═══ MATERIAL FOR THIS TASK ═══
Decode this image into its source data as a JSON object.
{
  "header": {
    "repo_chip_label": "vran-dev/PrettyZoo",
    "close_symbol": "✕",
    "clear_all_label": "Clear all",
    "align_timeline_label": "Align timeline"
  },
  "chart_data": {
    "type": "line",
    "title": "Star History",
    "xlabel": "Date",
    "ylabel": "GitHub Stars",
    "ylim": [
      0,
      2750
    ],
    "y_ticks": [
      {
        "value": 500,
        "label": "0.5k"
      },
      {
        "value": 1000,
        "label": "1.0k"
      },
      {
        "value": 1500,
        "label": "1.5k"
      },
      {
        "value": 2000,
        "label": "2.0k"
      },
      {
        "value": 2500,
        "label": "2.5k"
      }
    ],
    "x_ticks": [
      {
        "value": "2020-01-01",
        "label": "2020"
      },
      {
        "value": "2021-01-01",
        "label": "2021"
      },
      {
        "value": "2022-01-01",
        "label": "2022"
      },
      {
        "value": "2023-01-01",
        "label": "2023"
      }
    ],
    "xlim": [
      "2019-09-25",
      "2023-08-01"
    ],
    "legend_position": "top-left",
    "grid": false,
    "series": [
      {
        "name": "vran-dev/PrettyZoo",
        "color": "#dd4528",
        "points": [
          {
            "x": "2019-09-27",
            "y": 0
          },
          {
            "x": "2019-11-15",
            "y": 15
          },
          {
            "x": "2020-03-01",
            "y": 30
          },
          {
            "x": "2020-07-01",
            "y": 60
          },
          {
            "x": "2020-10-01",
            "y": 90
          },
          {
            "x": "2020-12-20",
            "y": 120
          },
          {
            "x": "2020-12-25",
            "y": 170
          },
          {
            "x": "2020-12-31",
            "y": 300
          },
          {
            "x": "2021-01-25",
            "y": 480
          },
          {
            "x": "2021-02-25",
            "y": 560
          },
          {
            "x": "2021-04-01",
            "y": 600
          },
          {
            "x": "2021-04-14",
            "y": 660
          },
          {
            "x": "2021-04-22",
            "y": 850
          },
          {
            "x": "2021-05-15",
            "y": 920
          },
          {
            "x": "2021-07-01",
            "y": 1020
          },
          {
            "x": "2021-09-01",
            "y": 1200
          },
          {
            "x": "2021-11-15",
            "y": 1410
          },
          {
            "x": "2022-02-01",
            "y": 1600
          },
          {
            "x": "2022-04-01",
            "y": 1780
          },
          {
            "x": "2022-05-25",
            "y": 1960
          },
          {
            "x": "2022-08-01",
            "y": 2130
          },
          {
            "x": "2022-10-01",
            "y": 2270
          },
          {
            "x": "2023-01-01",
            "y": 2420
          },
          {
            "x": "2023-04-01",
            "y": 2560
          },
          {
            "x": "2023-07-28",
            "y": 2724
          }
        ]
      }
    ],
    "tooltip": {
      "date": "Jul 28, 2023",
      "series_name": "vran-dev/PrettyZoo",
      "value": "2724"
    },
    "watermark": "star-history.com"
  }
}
═══
- WHAT THE TASK ASKS -
Your task is to reproduce the whole listing exactly.

- ANSWER TO THIS TASK -
Decode this image into its source data as a JSON object.
{
  "header": {
    "repo_chip_label": "vran-dev/PrettyZoo",
    "close_symbol": "✕",
    "clear_all_label": "Clear all",
    "align_timeline_label": "Align timeline"
  },
  "chart_data": {
    "type": "line",
    "title": "Star History",
    "xlabel": "Date",
    "ylabel": "GitHub Stars",
    "ylim": [
      0,
      2750
    ],
    "y_ticks": [
      {
        "value": 500,
        "label": "0.5k"
      },
      {
        "value": 1000,
        "label": "1.0k"
      },
      {
        "value": 1500,
        "label": "1.5k"
      },
      {
        "value": 2000,
        "label": "2.0k"
      },
      {
        "value": 2500,
        "label": "2.5k"
      }
    ],
    "x_ticks": [
      {
        "value": "2020-01-01",
        "label": "2020"
      },
      {
        "value": "2021-01-01",
        "label": "2021"
      },
      {
        "value": "2022-01-01",
        "label": "2022"
      },
      {
        "value": "2023-01-01",
        "label": "2023"
      }
    ],
    "xlim": [
      "2019-09-25",
      "2023-08-01"
    ],
    "legend_position": "top-left",
    "grid": false,
    "series": [
      {
        "name": "vran-dev/PrettyZoo",
        "color": "#dd4528",
        "points": [
          {
            "x": "2019-09-27",
            "y": 0
          },
          {
            "x": "2019-11-15",
            "y": 15
          },
          {
            "x": "2020-03-01",
            "y": 30
          },
          {
            "x": "2020-07-01",
            "y": 60
          },
          {
            "x": "2020-10-01",
            "y": 90
          },
          {
            "x": "2020-12-20",
            "y": 120
          },
          {
            "x": "2020-12-25",
            "y": 170
          },
          {
            "x": "2020-12-31",
            "y": 300
          },
          {
            "x": "2021-01-25",
            "y": 480
          },
          {
            "x": "2021-02-25",
            "y": 560
          },
          {
            "x": "2021-04-01",
            "y": 600
          },
          {
            "x": "2021-04-14",
            "y": 660
          },
          {
            "x": "2021-04-22",
            "y": 850
          },
          {
            "x": "2021-05-15",
            "y": 920
          },
          {
            "x": "2021-07-01",
            "y": 1020
          },
          {
            "x": "2021-09-01",
            "y": 1200
          },
          {
            "x": "2021-11-15",
            "y": 1410
          },
          {
            "x": "2022-02-01",
            "y": 1600
          },
          {
            "x": "2022-04-01",
            "y": 1780
          },
          {
            "x": "2022-05-25",
            "y": 1960
          },
          {
            "x": "2022-08-01",
            "y": 2130
          },
          {
            "x": "2022-10-01",
            "y": 2270
          },
          {
            "x": "2023-01-01",
            "y": 2420
          },
          {
            "x": "2023-04-01",
            "y": 2560
          },
          {
            "x": "2023-07-28",
            "y": 2724
          }
        ]
      }
    ],
    "tooltip": {
      "date": "Jul 28, 2023",
      "series_name": "vran-dev/PrettyZoo",
      "value": "2724"
    },
    "watermark": "star-history.com"
  }
}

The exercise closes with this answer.